TASK PROMPT
The records that follow are to be repeated without alteration.

[Extracted data entries]
--- Begin ---

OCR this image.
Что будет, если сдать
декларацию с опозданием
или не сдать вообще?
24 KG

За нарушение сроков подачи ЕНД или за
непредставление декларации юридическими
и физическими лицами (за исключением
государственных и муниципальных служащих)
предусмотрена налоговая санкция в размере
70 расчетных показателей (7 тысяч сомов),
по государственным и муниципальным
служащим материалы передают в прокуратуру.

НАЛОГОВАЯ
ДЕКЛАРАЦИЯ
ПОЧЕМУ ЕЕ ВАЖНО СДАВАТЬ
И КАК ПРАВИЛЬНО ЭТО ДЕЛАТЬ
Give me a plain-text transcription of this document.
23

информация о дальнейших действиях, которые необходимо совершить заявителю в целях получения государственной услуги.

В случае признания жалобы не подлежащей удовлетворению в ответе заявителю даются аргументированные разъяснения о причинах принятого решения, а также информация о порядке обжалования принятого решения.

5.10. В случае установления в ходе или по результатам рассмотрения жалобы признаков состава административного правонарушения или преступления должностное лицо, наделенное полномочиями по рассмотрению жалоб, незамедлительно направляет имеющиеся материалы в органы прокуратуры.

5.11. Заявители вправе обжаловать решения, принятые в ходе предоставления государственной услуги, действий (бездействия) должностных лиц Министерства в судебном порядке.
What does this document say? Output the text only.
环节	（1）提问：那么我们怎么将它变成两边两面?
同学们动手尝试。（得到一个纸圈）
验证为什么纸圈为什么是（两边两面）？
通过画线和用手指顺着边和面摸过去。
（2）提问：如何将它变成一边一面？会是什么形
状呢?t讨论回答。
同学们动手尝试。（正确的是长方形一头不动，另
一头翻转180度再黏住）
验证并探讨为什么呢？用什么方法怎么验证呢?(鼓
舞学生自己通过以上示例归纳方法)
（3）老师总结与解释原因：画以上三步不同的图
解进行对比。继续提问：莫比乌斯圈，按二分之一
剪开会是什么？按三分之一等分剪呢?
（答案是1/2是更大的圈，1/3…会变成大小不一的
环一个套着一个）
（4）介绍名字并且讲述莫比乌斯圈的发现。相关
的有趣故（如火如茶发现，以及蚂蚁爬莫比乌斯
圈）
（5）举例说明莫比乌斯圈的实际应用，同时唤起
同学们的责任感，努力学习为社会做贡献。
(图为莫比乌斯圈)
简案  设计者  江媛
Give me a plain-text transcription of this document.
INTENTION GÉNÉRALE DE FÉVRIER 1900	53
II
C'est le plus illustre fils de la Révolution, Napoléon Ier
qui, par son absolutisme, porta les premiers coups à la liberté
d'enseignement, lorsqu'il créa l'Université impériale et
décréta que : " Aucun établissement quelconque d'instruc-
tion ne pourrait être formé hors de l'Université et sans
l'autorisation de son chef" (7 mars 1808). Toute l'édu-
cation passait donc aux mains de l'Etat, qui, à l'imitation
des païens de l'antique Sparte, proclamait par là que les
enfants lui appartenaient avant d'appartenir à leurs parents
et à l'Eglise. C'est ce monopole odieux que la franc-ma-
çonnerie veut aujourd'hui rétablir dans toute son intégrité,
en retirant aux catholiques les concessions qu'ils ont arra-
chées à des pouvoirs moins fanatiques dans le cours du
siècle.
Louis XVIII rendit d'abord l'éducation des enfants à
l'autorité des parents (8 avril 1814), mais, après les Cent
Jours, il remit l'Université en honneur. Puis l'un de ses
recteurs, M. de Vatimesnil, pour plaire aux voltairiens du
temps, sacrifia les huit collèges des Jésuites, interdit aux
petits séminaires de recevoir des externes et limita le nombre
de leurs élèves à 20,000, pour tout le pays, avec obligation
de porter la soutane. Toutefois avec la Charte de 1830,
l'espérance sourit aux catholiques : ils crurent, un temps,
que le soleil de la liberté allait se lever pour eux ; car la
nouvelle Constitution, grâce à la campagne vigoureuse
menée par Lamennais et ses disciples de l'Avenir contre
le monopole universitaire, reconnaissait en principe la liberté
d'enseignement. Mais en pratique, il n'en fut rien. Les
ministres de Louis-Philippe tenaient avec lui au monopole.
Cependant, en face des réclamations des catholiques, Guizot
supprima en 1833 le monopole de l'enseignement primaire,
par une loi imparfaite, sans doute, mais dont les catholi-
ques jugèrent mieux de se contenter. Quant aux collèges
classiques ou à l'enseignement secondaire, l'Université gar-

--- End ---

EXPECTED ANSWER
OCR this image.
Что будет, если сдать
декларацию с опозданием
или не сдать вообще?
24 KG

За нарушение сроков подачи ЕНД или за
непредставление декларации юридическими
и физическими лицами (за исключением
государственных и муниципальных служащих)
предусмотрена налоговая санкция в размере
70 расчетных показателей (7 тысяч сомов),
по государственным и муниципальным
служащим материалы передают в прокуратуру.

НАЛОГОВАЯ
ДЕКЛАРАЦИЯ
ПОЧЕМУ ЕЕ ВАЖНО СДАВАТЬ
И КАК ПРАВИЛЬНО ЭТО ДЕЛАТЬ
Give me a plain-text transcription of this document.
23

информация о дальнейших действиях, которые необходимо совершить заявителю в целях получения государственной услуги.

В случае признания жалобы не подлежащей удовлетворению в ответе заявителю даются аргументированные разъяснения о причинах принятого решения, а также информация о порядке обжалования принятого решения.

5.10. В случае установления в ходе или по результатам рассмотрения жалобы признаков состава административного правонарушения или преступления должностное лицо, наделенное полномочиями по рассмотрению жалоб, незамедлительно направляет имеющиеся материалы в органы прокуратуры.

5.11. Заявители вправе обжаловать решения, принятые в ходе предоставления государственной услуги, действий (бездействия) должностных лиц Министерства в судебном порядке.
What does this document say? Output the text only.
环节	（1）提问：那么我们怎么将它变成两边两面?
同学们动手尝试。（得到一个纸圈）
验证为什么纸圈为什么是（两边两面）？
通过画线和用手指顺着边和面摸过去。
（2）提问：如何将它变成一边一面？会是什么形
状呢?t讨论回答。
同学们动手尝试。（正确的是长方形一头不动，另
一头翻转180度再黏住）
验证并探讨为什么呢？用什么方法怎么验证呢?(鼓
舞学生自己通过以上示例归纳方法)
（3）老师总结与解释原因：画以上三步不同的图
解进行对比。继续提问：莫比乌斯圈，按二分之一
剪开会是什么？按三分之一等分剪呢?
（答案是1/2是更大的圈，1/3…会变成大小不一的
环一个套着一个）
（4）介绍名字并且讲述莫比乌斯圈的发现。相关
的有趣故（如火如茶发现，以及蚂蚁爬莫比乌斯
圈）
（5）举例说明莫比乌斯圈的实际应用，同时唤起
同学们的责任感，努力学习为社会做贡献。
(图为莫比乌斯圈)
简案  设计者  江媛
Give me a plain-text transcription of this document.
INTENTION GÉNÉRALE DE FÉVRIER 1900	53
II
C'est le plus illustre fils de la Révolution, Napoléon Ier
qui, par son absolutisme, porta les premiers coups à la liberté
d'enseignement, lorsqu'il créa l'Université impériale et
décréta que : " Aucun établissement quelconque d'instruc-
tion ne pourrait être formé hors de l'Université et sans
l'autorisation de son chef" (7 mars 1808). Toute l'édu-
cation passait donc aux mains de l'Etat, qui, à l'imitation
des païens de l'antique Sparte, proclamait par là que les
enfants lui appartenaient avant d'appartenir à leurs parents
et à l'Eglise. C'est ce monopole odieux que la franc-ma-
çonnerie veut aujourd'hui rétablir dans toute son intégrité,
en retirant aux catholiques les concessions qu'ils ont arra-
chées à des pouvoirs moins fanatiques dans le cours du
siècle.
Louis XVIII rendit d'abord l'éducation des enfants à
l'autorité des parents (8 avril 1814), mais, après les Cent
Jours, il remit l'Université en honneur. Puis l'un de ses
recteurs, M. de Vatimesnil, pour plaire aux voltairiens du
temps, sacrifia les huit collèges des Jésuites, interdit aux
petits séminaires de recevoir des externes et limita le nombre
de leurs élèves à 20,000, pour tout le pays, avec obligation
de porter la soutane. Toutefois avec la Charte de 1830,
l'espérance sourit aux catholiques : ils crurent, un temps,
que le soleil de la liberté allait se lever pour eux ; car la
nouvelle Constitution, grâce à la campagne vigoureuse
menée par Lamennais et ses disciples de l'Avenir contre
le monopole universitaire, reconnaissait en principe la liberté
d'enseignement. Mais en pratique, il n'en fut rien. Les
ministres de Louis-Philippe tenaient avec lui au monopole.
Cependant, en face des réclamations des catholiques, Guizot
supprima en 1833 le monopole de l'enseignement primaire,
par une loi imparfaite, sans doute, mais dont les catholi-
ques jugèrent mieux de se contenter. Quant aux collèges
classiques ou à l'enseignement secondaire, l'Université gar-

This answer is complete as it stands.